TASK TO COMPLETE » Only the lines holding the string "sources" are needed. Copy each one.

Items from a dataset

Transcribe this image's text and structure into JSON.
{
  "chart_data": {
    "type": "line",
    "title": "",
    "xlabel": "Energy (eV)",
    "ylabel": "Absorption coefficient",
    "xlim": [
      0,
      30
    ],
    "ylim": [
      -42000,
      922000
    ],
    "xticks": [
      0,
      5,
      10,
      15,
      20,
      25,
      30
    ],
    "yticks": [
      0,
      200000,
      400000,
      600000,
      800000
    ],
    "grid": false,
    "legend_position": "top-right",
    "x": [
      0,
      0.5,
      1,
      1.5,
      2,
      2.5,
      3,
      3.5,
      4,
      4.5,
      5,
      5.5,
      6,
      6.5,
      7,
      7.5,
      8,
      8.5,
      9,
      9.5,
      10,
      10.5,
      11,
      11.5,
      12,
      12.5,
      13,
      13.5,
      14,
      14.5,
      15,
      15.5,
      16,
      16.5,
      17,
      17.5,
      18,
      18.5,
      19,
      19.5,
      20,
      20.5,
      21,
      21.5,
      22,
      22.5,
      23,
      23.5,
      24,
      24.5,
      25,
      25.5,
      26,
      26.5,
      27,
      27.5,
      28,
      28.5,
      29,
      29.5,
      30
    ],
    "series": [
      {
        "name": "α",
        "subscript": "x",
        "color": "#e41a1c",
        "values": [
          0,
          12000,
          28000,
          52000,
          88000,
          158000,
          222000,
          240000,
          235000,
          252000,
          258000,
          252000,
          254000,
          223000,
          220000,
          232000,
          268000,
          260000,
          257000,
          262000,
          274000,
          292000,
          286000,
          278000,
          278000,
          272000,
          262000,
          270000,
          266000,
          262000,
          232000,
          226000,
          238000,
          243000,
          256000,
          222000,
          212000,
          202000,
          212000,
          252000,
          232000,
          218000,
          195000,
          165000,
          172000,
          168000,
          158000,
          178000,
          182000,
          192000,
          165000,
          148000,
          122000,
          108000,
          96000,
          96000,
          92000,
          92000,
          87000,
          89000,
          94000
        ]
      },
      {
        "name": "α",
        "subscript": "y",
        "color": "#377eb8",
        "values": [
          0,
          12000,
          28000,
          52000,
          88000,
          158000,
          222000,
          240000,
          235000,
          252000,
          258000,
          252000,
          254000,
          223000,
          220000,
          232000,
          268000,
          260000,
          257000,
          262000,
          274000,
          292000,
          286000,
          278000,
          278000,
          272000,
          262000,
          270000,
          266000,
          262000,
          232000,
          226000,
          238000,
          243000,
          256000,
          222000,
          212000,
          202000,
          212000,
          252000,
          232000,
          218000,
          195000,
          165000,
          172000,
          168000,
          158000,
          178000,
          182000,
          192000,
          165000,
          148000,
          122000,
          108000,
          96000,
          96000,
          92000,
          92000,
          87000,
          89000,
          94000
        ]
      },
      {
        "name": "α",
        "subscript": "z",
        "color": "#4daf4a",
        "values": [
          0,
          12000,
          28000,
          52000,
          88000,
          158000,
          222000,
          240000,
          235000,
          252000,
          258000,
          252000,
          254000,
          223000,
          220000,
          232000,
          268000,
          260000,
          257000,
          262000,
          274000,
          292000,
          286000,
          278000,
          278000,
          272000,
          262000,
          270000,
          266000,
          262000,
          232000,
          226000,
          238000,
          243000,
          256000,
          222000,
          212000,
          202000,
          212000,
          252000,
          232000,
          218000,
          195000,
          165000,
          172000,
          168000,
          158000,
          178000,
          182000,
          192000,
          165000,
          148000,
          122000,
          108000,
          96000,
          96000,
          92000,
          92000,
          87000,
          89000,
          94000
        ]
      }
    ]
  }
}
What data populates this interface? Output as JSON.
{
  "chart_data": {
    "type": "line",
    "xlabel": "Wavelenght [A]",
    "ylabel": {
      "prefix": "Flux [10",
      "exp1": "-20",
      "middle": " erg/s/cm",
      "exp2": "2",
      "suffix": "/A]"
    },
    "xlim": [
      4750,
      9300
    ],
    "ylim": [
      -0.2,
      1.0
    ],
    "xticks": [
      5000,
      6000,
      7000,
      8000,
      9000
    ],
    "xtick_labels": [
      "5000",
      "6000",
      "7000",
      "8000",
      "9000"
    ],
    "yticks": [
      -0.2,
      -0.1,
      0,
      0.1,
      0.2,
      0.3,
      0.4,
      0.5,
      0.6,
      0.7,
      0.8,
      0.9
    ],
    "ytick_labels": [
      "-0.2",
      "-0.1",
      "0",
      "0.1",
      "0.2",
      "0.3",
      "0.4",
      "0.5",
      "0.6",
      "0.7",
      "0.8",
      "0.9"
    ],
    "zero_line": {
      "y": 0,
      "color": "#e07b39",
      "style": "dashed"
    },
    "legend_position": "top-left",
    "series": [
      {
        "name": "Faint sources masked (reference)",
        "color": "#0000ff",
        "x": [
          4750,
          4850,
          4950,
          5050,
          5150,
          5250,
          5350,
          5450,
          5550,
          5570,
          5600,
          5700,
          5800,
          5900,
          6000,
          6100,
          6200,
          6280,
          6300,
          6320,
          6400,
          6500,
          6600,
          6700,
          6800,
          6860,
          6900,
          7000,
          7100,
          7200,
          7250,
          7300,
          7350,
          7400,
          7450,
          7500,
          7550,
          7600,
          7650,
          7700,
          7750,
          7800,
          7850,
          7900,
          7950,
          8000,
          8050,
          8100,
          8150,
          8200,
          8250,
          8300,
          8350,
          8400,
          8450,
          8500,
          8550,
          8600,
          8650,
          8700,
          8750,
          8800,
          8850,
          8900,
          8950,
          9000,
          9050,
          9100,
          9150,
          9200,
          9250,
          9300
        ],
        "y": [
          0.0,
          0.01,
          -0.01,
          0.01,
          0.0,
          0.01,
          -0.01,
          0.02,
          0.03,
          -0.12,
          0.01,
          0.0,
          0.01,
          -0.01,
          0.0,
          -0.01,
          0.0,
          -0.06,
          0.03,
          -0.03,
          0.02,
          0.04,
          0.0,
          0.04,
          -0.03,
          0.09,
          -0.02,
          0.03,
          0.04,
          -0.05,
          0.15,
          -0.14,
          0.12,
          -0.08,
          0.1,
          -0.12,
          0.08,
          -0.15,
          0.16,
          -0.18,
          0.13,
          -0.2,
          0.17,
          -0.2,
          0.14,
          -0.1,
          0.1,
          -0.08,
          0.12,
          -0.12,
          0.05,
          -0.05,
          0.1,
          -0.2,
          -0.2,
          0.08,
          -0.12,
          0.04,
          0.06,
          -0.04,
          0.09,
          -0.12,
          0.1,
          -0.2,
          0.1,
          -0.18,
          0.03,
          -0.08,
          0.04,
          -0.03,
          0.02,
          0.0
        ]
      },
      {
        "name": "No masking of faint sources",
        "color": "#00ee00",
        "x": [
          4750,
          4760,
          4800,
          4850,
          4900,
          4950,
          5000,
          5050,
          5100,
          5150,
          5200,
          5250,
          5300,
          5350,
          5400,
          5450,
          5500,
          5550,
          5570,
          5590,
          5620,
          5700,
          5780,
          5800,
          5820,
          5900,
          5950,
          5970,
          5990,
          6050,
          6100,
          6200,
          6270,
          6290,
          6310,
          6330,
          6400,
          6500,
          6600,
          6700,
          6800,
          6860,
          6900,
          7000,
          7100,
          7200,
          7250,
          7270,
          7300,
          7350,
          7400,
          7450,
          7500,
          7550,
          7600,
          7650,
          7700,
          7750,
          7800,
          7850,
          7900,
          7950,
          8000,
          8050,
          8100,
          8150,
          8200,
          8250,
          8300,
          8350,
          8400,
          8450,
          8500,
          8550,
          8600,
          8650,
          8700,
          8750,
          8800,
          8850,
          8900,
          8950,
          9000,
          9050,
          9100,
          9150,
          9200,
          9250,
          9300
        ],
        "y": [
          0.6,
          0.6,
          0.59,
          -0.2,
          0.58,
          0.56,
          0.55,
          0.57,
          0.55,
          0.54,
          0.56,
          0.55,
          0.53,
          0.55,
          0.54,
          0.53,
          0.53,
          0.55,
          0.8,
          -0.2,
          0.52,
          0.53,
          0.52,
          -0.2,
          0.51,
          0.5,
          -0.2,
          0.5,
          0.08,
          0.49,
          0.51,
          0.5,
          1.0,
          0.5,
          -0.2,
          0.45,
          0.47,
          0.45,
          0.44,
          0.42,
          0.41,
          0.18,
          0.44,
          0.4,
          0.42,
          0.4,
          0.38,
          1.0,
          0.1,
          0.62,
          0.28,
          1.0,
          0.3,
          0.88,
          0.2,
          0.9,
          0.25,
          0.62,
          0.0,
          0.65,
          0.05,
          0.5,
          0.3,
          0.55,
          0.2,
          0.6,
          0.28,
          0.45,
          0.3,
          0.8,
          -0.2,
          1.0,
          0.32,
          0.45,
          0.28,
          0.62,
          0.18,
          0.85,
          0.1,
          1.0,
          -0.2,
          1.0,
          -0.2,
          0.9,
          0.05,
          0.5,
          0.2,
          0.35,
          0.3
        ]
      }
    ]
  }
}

WRITTEN ANSWER »
        "name": "Faint sources masked (reference)",
        "name": "No masking of faint sources",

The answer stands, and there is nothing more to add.